All of this is going to cost billions and billions of dollars, but somehow we get a free pass.  In fact, during his public remarks on Monday, Joe Biden explicitly pledged that "no losses will be borne by the taxpayers"...

"No losses will be borne by the taxpayers," Biden stressed Monday. "I'm going to repeat that -- no losses will be borne by the taxpayers. Instead the money will come from the fees that banks pay into the Deposit Insurance Fund."

Unfortunately, that is not exactly true.

In his most recent article, Wolf Richter explained that initially the Federal Reserve "will print the needed funds to cover the deposits and give it to the FDIC"...

The Fed will pay for it at first. The Fed will print the needed funds to cover the deposits and give it to the FDIC (and the proceeds from asset sales will chip in to cover the losses). "No losses associated with the resolution of Silicon Valley Bank will be borne by the taxpayer."

Later, the FDIC will charge other banks for those losses it incurred from bailing out uninsured depositors. And maybe the Fed will eventually get is money back from the FDIC? The statement said: "Any losses to the Deposit Insurance Fund to support uninsured depositors will be recovered by a special assessment on banks, as required by law."

When the Federal Reserve creates money out of thin air, it creates inflation.

And as Peter Schiff has noted, the end result will be that "everyone will pay higher prices"...

But that is not the only way that you will be paying for this mess.

When the FDIC eventually charges banks higher fees to recover the costs of these bailouts, the banks will ultimately pass those costs along to you.

So no, these bailouts are not free.

And what we have experienced so far is just the beginning.

More banks will fail, and approximately 7 trillion dollars worth of deposits in U.S. banks are currently uninsured...

According to analysts at JPMorgan, uninsured deposit levels at the country's biggest banks average around 43%, but that figure can top 60% for some regional institutions -- a risk when lenders topple.

That potential risk is considerable: Overall, roughly $7 trillion of deposits in U.S. banks is uninsured -- 43% of total domestic deposits, the bank noted.

As I discussed yesterday, the Federal Reserve is now implicitly guaranteeing all of those uninsured deposits.

Of course it was the Fed that created the conditions for this crisis in the first place.

Fed officials pushed interest rates all the way to the floor for years and flooded the system with giant mountains of money.

When inflation inevitably got out of control the Fed suddenly reversed course and started hiking rates very aggressively, and this has created a huge train wreck...

"When you suppress the cost of capital for longer and longer and longer periods of time, you enable, you incentivize bad behavior," The Bear Traps Report founder Larry McDonald said on "Mornings with Maria" Monday.

DATASET EXCERPTS:
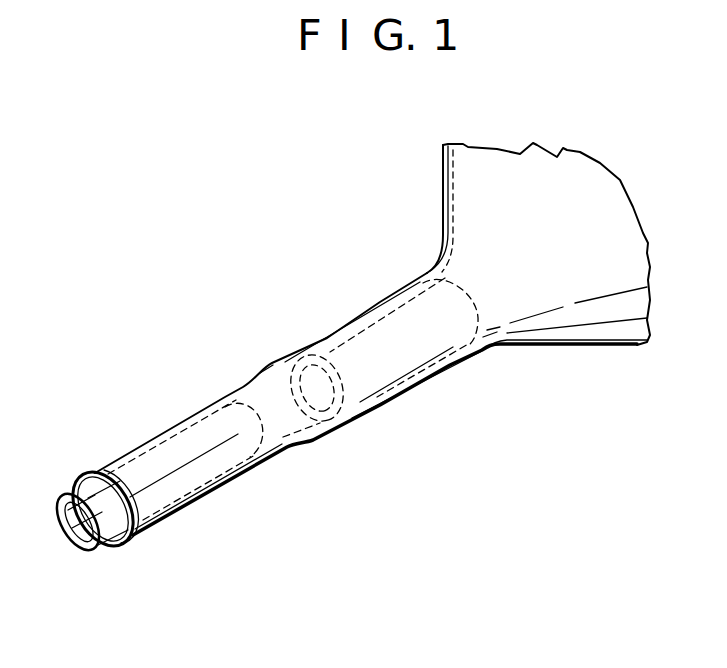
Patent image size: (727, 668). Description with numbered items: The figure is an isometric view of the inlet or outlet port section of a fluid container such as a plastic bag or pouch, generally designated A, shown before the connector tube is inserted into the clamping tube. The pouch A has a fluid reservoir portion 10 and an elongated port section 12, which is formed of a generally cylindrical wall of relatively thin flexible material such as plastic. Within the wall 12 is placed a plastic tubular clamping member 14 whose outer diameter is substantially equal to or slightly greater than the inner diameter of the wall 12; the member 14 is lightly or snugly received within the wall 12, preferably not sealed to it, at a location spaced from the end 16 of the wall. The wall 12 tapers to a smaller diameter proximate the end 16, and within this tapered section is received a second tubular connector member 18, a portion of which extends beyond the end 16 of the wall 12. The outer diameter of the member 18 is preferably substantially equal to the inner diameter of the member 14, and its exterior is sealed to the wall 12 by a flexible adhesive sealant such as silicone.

The fluid reservoir portion 10 is at (570, 167).
The elongated port section 12 is at (270, 363).
The tubular clamping member 14 is at (380, 407).
The end 16 is at (64, 533).
The tubular connector member 18 is at (66, 492).
The pouch A is at (558, 346).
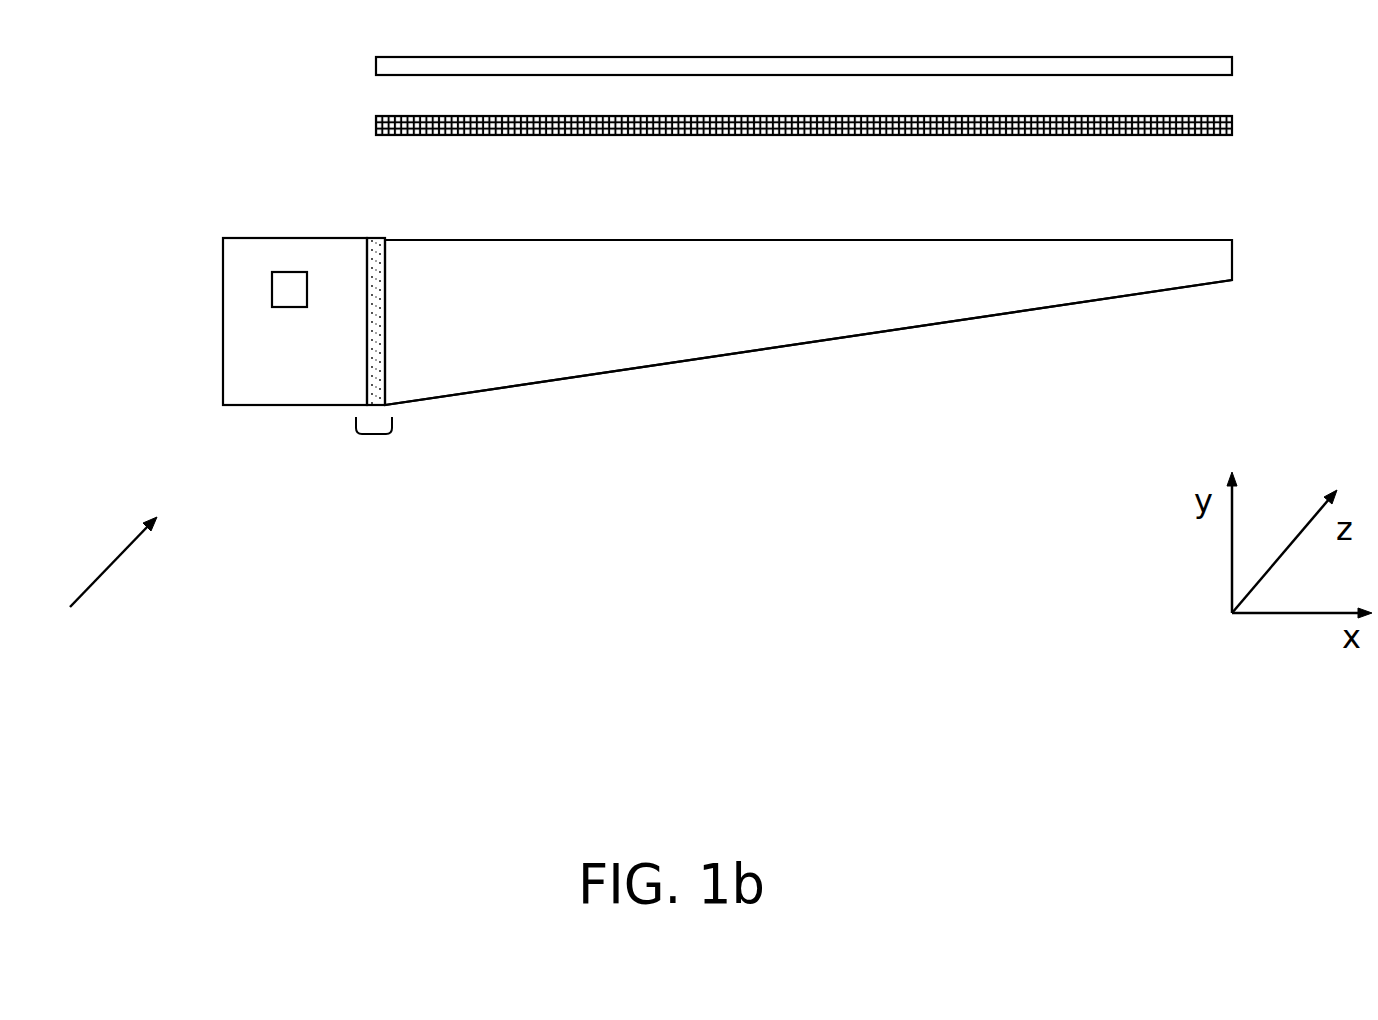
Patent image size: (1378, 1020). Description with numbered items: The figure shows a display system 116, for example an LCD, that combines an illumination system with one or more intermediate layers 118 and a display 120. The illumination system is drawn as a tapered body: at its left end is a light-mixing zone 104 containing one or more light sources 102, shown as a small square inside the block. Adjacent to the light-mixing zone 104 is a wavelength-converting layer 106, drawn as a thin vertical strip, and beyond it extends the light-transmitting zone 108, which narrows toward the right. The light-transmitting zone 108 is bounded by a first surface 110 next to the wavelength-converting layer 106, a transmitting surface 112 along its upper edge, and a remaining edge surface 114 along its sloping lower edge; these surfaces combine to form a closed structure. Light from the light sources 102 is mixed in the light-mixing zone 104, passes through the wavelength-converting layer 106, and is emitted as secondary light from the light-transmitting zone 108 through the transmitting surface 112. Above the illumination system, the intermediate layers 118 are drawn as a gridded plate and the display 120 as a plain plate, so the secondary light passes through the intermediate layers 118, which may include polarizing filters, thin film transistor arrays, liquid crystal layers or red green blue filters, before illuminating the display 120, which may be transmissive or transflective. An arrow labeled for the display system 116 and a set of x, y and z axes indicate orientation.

The light source 102 is at (289, 272).
The light-mixing zone 104 is at (318, 393).
The wavelength-converting layer 106 is at (373, 434).
The light-transmitting zone 108 is at (713, 317).
The first surface 110 is at (385, 323).
The transmitting surface 112 is at (596, 240).
The remaining edge surface 114 is at (742, 353).
The display system 116 is at (93, 586).
The intermediate layers 118 is at (1232, 125).
The display 120 is at (1232, 66).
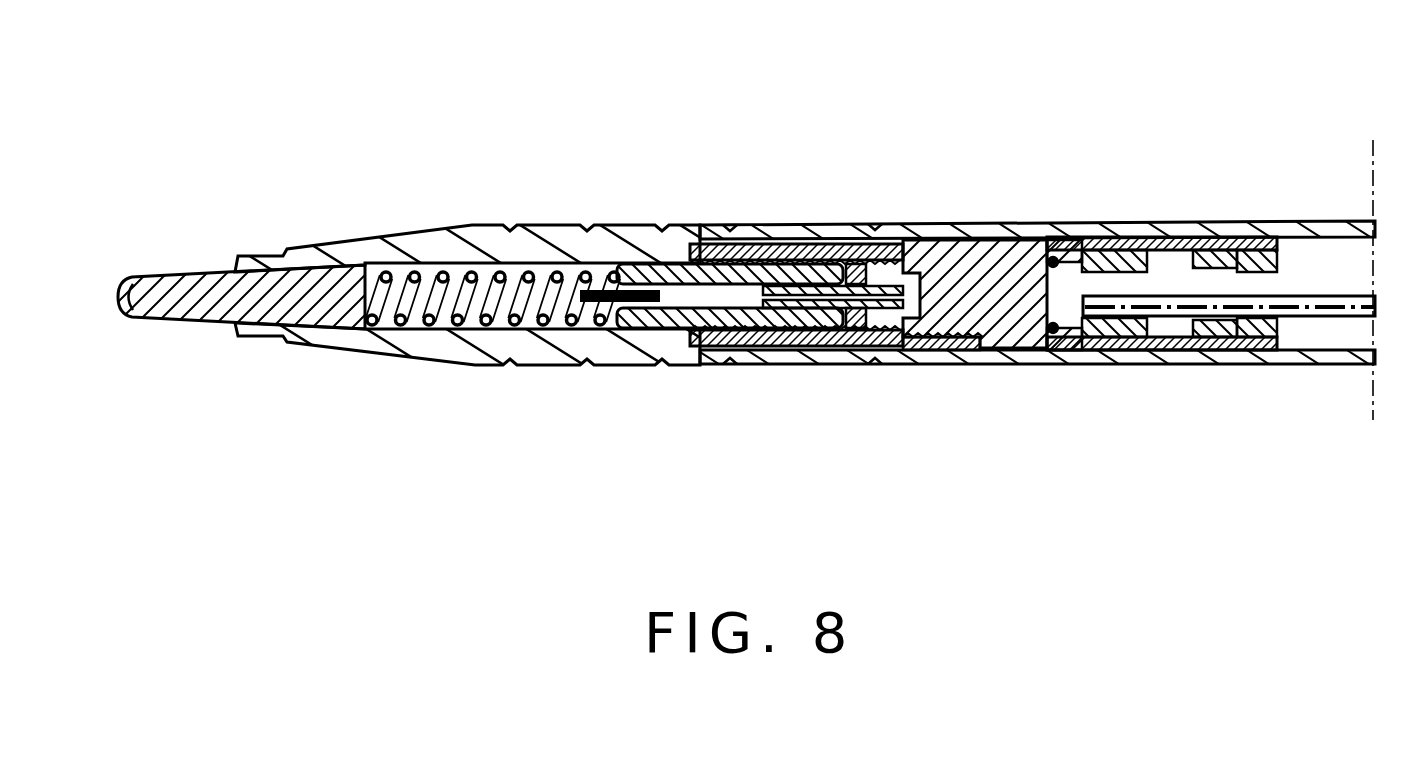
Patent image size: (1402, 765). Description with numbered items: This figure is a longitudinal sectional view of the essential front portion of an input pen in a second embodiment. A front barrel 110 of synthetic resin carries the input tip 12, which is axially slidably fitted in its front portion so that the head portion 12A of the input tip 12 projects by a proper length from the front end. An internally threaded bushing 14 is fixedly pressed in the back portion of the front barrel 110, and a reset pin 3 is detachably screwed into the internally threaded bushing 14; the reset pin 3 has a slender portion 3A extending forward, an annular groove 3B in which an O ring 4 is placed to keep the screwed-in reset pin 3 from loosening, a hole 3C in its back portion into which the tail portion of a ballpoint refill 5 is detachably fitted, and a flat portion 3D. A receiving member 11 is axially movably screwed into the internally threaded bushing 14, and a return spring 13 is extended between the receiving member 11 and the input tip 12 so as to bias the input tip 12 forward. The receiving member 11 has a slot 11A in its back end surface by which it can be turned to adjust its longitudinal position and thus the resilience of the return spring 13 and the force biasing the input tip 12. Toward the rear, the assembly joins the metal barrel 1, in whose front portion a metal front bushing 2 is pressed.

The barrel 1 is at (1291, 224).
The front bushing 2 is at (1164, 242).
The reset pin 3 is at (985, 242).
The slender portion 3A is at (776, 345).
The annular groove 3B is at (1068, 345).
The hole 3C is at (1135, 350).
The flat portion 3D is at (928, 350).
The O ring 4 is at (1057, 248).
The ballpoint refill 5 is at (1358, 282).
The receiving member 11 is at (679, 264).
The slot 11A is at (855, 344).
The input tip 12 is at (217, 266).
The head portion 12A is at (137, 325).
The return spring 13 is at (436, 264).
The internally threaded bushing 14 is at (913, 244).
The front barrel 110 is at (557, 245).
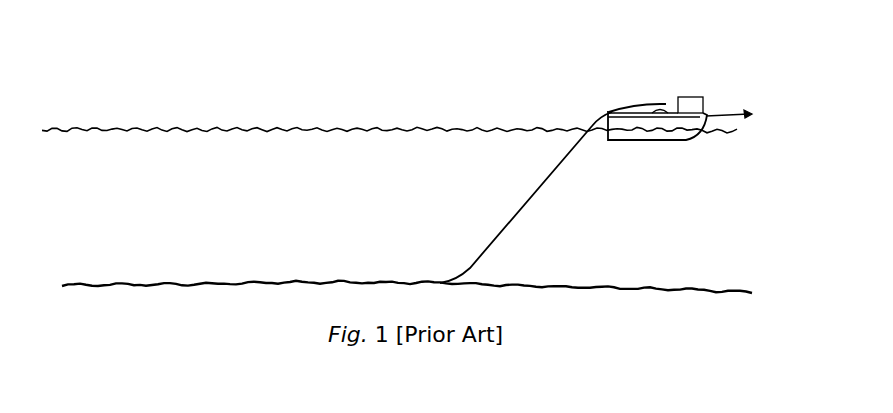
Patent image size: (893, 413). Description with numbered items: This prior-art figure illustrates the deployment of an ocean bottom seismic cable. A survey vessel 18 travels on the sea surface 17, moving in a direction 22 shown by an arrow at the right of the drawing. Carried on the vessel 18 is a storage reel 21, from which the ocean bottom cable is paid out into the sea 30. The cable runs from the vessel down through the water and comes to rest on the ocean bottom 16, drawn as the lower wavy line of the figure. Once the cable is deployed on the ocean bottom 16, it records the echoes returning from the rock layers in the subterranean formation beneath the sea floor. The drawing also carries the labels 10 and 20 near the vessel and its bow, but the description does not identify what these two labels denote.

The surface vessel 10 is at (678, 80).
The ocean bottom 16 is at (600, 283).
The sea surface 17 is at (163, 128).
The survey vessel 18 is at (524, 208).
The towing point at bow 20 is at (608, 113).
The storage reel 21 is at (660, 111).
The direction 22 is at (729, 107).
The sea 30 is at (337, 207).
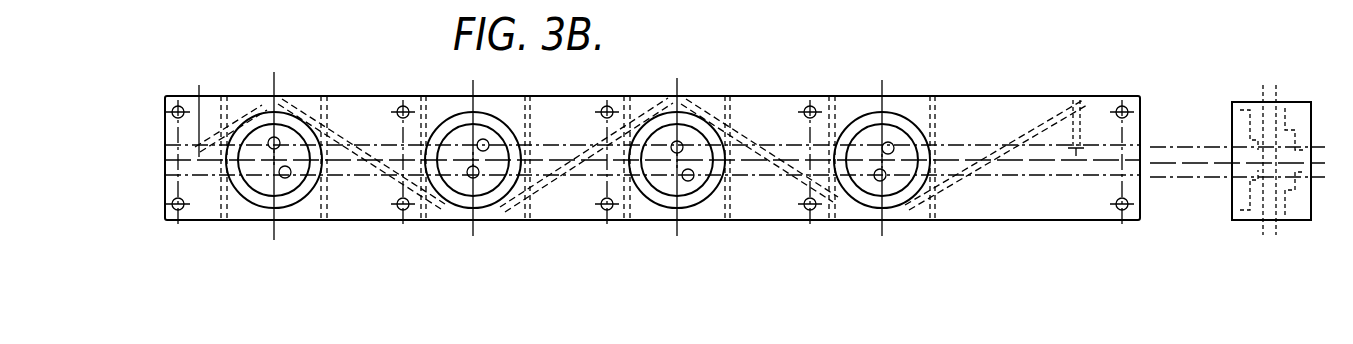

PROBLEM DESCRIPTION: In the article on the bank bailouts, what share of total domestic deposits in U.S. banks is uninsured?

RESULT FOR THIS EXERCISE: About 43%, or roughly $7 trillion.